§ TASK STATEMENT
Using the material that follows, identify and copy each line with the string "cords".

Start of DATA SUPPLIED

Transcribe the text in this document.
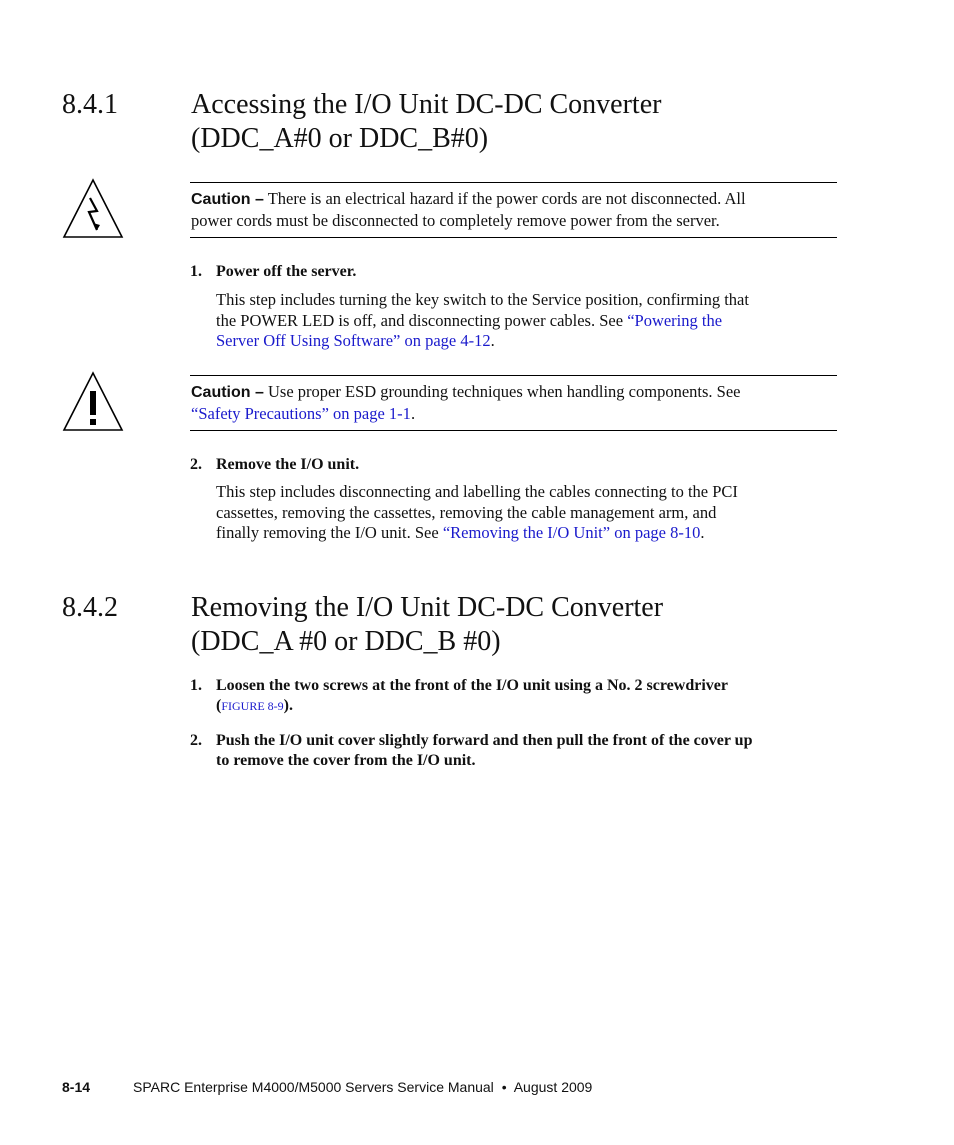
8.4.1	Accessing the I/O Unit DC-DC Converter
(DDC_A#0 or DDC_B#0)
Caution – There is an electrical hazard if the power cords are not disconnected. All
power cords must be disconnected to completely remove power from the server.
1. Power off the server.
This step includes turning the key switch to the Service position, confirming that
the POWER LED is off, and disconnecting power cables. See “Powering the
Server Off Using Software” on page 4-12.
Caution – Use proper ESD grounding techniques when handling components. See
“Safety Precautions” on page 1-1.
2. Remove the I/O unit.
This step includes disconnecting and labelling the cables connecting to the PCI
cassettes, removing the cassettes, removing the cable management arm, and
finally removing the I/O unit. See “Removing the I/O Unit” on page 8-10.
8.4.2	Removing the I/O Unit DC-DC Converter
(DDC_A #0 or DDC_B #0)
1. Loosen the two screws at the front of the I/O unit using a No. 2 screwdriver
(FIGURE 8-9).
2. Push the I/O unit cover slightly forward and then pull the front of the cover up
to remove the cover from the I/O unit.
8-14	SPARC Enterprise M4000/M5000 Servers Service Manual • August 2009
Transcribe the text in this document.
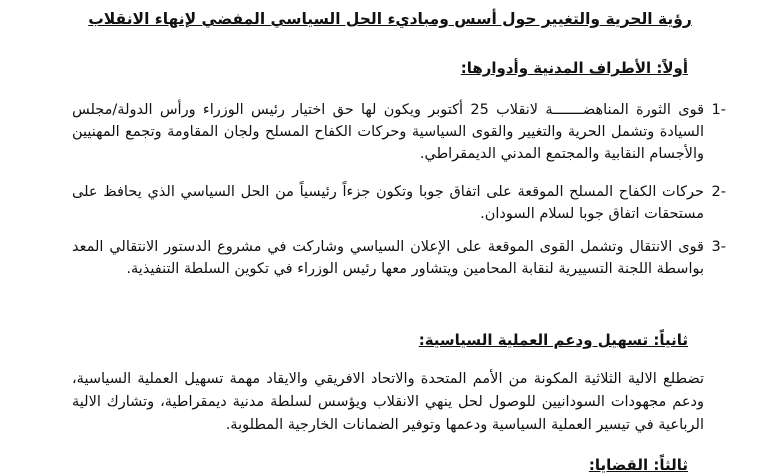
رؤية الحرية والتغيير حول أسس ومباديء الحل السياسي المفضي لإنهاء الانقلاب
أولاً: الأطراف المدنية وأدوارها:
-1
قوى الثورة المناهضـــــــة لانقلاب 25 أكتوبر ويكون لها حق اختيار رئيس الوزراء ورأس الدولة/مجلس السيادة وتشمل الحرية والتغيير والقوى السياسية وحركات الكفاح المسلح ولجان المقاومة وتجمع المهنيين والأجسام النقابية والمجتمع المدني الديمقراطي.
-2
حركات الكفاح المسلح الموقعة على اتفاق جوبا وتكون جزءاً رئيسياً من الحل السياسي الذي يحافظ على مستحقات اتفاق جوبا لسلام السودان.
-3
قوى الانتقال وتشمل القوى الموقعة على الإعلان السياسي وشاركت في مشروع الدستور الانتقالي المعد بواسطة اللجنة التسييرية لنقابة المحامين ويتشاور معها رئيس الوزراء في تكوين السلطة التنفيذية.
ثانياً: تسهيل ودعم العملية السياسية:
تضطلع الالية الثلاثية المكونة من الأمم المتحدة والاتحاد الافريقي والايقاد مهمة تسهيل العملية السياسية، ودعم مجهودات السودانيين للوصول لحل ينهي الانقلاب ويؤسس لسلطة مدنية ديمقراطية، وتشارك الالية الرباعية في تيسير العملية السياسية ودعمها وتوفير الضمانات الخارجية المطلوبة.
ثالثاً: القضايا:
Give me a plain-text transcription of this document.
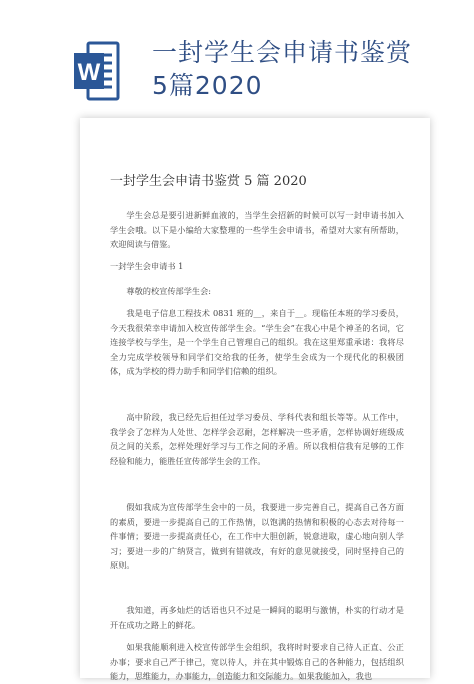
W
一封学生会申请书鉴赏
5篇2020
一封学生会申请书鉴赏 5 篇 2020

学生会总是要引进新鲜血液的，当学生会招新的时候可以写一封申请书加入学生会哦。以下是小编给大家整理的一些学生会申请书，希望对大家有所帮助，欢迎阅读与借鉴。

一封学生会申请书 1
尊敬的校宣传部学生会:

我是电子信息工程技术 0831 班的__，来自于__。现临任本班的学习委员，今天我很荣幸申请加入校宣传部学生会。“学生会”在我心中是个神圣的名词，它连接学校与学生，是一个学生自己管理自己的组织。我在这里郑重承诺：我将尽全力完成学校领导和同学们交给我的任务，使学生会成为一个现代化的积极团体，成为学校的得力助手和同学们信赖的组织。

高中阶段，我已经先后担任过学习委员、学科代表和组长等等。从工作中，我学会了怎样为人处世、怎样学会忍耐，怎样解决一些矛盾，怎样协调好班级成员之间的关系，怎样处理好学习与工作之间的矛盾。所以我相信我有足够的工作经验和能力，能胜任宣传部学生会的工作。

假如我成为宣传部学生会中的一员，我要进一步完善自己，提高自己各方面的素质，要进一步提高自己的工作热情，以饱满的热情和积极的心态去对待每一件事情；要进一步提高责任心，在工作中大胆创新，锐意进取，虚心地向别人学习；要进一步的广纳贤言，做到有错就改，有好的意见就接受，同时坚持自己的原则。

我知道，再多灿烂的话语也只不过是一瞬间的聪明与激情，朴实的行动才是开在成功之路上的鲜花。

如果我能顺利进入校宣传部学生会组织，我将时时要求自己待人正直、公正办事；要求自己严于律己，宽以待人，并在其中锻炼自己的各种能力，包括组织能力，思维能力，办事能力，创造能力和交际能力。如果我能加入，我也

End of DATA SUPPLIED

§ RESPONSE TO THIS EXERCISE
Caution – There is an electrical hazard if the power cords are not disconnected. All
power cords must be disconnected to completely remove power from the server.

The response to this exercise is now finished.